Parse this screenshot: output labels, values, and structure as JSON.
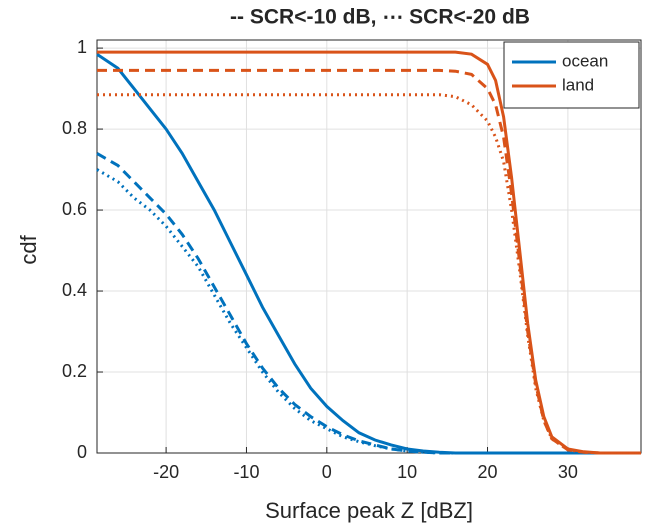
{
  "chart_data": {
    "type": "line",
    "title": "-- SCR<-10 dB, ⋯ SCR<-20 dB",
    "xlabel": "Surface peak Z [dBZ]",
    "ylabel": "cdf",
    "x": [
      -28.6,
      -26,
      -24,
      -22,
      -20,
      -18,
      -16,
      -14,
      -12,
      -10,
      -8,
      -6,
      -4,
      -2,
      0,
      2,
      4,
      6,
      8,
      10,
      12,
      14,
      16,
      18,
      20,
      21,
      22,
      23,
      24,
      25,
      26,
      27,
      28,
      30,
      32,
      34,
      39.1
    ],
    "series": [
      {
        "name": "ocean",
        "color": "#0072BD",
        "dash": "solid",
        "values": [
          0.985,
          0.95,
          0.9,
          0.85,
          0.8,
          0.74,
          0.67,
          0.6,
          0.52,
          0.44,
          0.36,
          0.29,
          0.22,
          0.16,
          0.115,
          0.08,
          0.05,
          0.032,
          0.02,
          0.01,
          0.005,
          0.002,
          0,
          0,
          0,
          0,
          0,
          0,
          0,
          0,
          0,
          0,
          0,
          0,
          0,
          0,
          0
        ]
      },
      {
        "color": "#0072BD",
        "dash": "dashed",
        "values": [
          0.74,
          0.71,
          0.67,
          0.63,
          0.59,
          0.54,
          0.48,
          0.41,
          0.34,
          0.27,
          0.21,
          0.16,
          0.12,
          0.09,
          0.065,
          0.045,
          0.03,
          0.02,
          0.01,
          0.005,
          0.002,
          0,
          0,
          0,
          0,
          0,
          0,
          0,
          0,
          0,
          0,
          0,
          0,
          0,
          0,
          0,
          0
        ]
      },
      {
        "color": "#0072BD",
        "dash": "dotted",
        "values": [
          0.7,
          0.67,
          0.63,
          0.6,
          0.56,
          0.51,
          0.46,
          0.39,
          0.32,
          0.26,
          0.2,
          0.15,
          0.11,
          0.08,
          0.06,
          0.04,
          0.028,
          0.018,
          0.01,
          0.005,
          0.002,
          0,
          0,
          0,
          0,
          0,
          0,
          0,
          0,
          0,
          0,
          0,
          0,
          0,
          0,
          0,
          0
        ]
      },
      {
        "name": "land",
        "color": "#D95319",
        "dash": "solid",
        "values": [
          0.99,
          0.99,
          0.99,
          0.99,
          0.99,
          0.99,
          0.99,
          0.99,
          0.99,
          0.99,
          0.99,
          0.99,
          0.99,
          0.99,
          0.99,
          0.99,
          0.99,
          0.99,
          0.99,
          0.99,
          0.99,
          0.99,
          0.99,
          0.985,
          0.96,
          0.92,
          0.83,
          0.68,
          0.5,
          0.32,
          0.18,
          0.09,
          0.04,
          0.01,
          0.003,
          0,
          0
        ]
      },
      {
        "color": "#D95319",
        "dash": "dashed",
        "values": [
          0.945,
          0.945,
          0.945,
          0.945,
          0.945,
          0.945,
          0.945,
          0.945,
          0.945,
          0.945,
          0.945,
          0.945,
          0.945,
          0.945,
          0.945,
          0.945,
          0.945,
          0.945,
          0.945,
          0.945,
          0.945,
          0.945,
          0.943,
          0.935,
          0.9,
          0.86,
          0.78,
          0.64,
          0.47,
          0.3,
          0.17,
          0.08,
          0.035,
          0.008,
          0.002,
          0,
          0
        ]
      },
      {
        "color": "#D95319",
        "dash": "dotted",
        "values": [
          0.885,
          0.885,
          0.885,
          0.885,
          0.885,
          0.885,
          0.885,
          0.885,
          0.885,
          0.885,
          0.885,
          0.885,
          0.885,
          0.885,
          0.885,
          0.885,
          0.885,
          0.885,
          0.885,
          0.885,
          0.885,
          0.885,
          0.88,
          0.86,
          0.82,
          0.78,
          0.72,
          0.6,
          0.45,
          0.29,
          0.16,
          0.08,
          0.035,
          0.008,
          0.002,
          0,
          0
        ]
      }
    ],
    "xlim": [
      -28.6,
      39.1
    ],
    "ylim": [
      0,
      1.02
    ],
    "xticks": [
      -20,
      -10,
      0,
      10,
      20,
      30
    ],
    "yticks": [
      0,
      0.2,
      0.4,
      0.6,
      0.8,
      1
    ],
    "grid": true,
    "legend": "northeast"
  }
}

§ What is needed
Every record above should be written out again without change, except that the pictures are left out.

§ Correct answer
Parse this screenshot: output labels, values, and structure as JSON.
{
  "chart_data": {
    "type": "line",
    "title": "-- SCR<-10 dB, ⋯ SCR<-20 dB",
    "xlabel": "Surface peak Z [dBZ]",
    "ylabel": "cdf",
    "x": [
      -28.6,
      -26,
      -24,
      -22,
      -20,
      -18,
      -16,
      -14,
      -12,
      -10,
      -8,
      -6,
      -4,
      -2,
      0,
      2,
      4,
      6,
      8,
      10,
      12,
      14,
      16,
      18,
      20,
      21,
      22,
      23,
      24,
      25,
      26,
      27,
      28,
      30,
      32,
      34,
      39.1
    ],
    "series": [
      {
        "name": "ocean",
        "color": "#0072BD",
        "dash": "solid",
        "values": [
          0.985,
          0.95,
          0.9,
          0.85,
          0.8,
          0.74,
          0.67,
          0.6,
          0.52,
          0.44,
          0.36,
          0.29,
          0.22,
          0.16,
          0.115,
          0.08,
          0.05,
          0.032,
          0.02,
          0.01,
          0.005,
          0.002,
          0,
          0,
          0,
          0,
          0,
          0,
          0,
          0,
          0,
          0,
          0,
          0,
          0,
          0,
          0
        ]
      },
      {
        "color": "#0072BD",
        "dash": "dashed",
        "values": [
          0.74,
          0.71,
          0.67,
          0.63,
          0.59,
          0.54,
          0.48,
          0.41,
          0.34,
          0.27,
          0.21,
          0.16,
          0.12,
          0.09,
          0.065,
          0.045,
          0.03,
          0.02,
          0.01,
          0.005,
          0.002,
          0,
          0,
          0,
          0,
          0,
          0,
          0,
          0,
          0,
          0,
          0,
          0,
          0,
          0,
          0,
          0
        ]
      },
      {
        "color": "#0072BD",
        "dash": "dotted",
        "values": [
          0.7,
          0.67,
          0.63,
          0.6,
          0.56,
          0.51,
          0.46,
          0.39,
          0.32,
          0.26,
          0.2,
          0.15,
          0.11,
          0.08,
          0.06,
          0.04,
          0.028,
          0.018,
          0.01,
          0.005,
          0.002,
          0,
          0,
          0,
          0,
          0,
          0,
          0,
          0,
          0,
          0,
          0,
          0,
          0,
          0,
          0,
          0
        ]
      },
      {
        "name": "land",
        "color": "#D95319",
        "dash": "solid",
        "values": [
          0.99,
          0.99,
          0.99,
          0.99,
          0.99,
          0.99,
          0.99,
          0.99,
          0.99,
          0.99,
          0.99,
          0.99,
          0.99,
          0.99,
          0.99,
          0.99,
          0.99,
          0.99,
          0.99,
          0.99,
          0.99,
          0.99,
          0.99,
          0.985,
          0.96,
          0.92,
          0.83,
          0.68,
          0.5,
          0.32,
          0.18,
          0.09,
          0.04,
          0.01,
          0.003,
          0,
          0
        ]
      },
      {
        "color": "#D95319",
        "dash": "dashed",
        "values": [
          0.945,
          0.945,
          0.945,
          0.945,
          0.945,
          0.945,
          0.945,
          0.945,
          0.945,
          0.945,
          0.945,
          0.945,
          0.945,
          0.945,
          0.945,
          0.945,
          0.945,
          0.945,
          0.945,
          0.945,
          0.945,
          0.945,
          0.943,
          0.935,
          0.9,
          0.86,
          0.78,
          0.64,
          0.47,
          0.3,
          0.17,
          0.08,
          0.035,
          0.008,
          0.002,
          0,
          0
        ]
      },
      {
        "color": "#D95319",
        "dash": "dotted",
        "values": [
          0.885,
          0.885,
          0.885,
          0.885,
          0.885,
          0.885,
          0.885,
          0.885,
          0.885,
          0.885,
          0.885,
          0.885,
          0.885,
          0.885,
          0.885,
          0.885,
          0.885,
          0.885,
          0.885,
          0.885,
          0.885,
          0.885,
          0.88,
          0.86,
          0.82,
          0.78,
          0.72,
          0.6,
          0.45,
          0.29,
          0.16,
          0.08,
          0.035,
          0.008,
          0.002,
          0,
          0
        ]
      }
    ],
    "xlim": [
      -28.6,
      39.1
    ],
    "ylim": [
      0,
      1.02
    ],
    "xticks": [
      -20,
      -10,
      0,
      10,
      20,
      30
    ],
    "yticks": [
      0,
      0.2,
      0.4,
      0.6,
      0.8,
      1
    ],
    "grid": true,
    "legend": "northeast"
  }
}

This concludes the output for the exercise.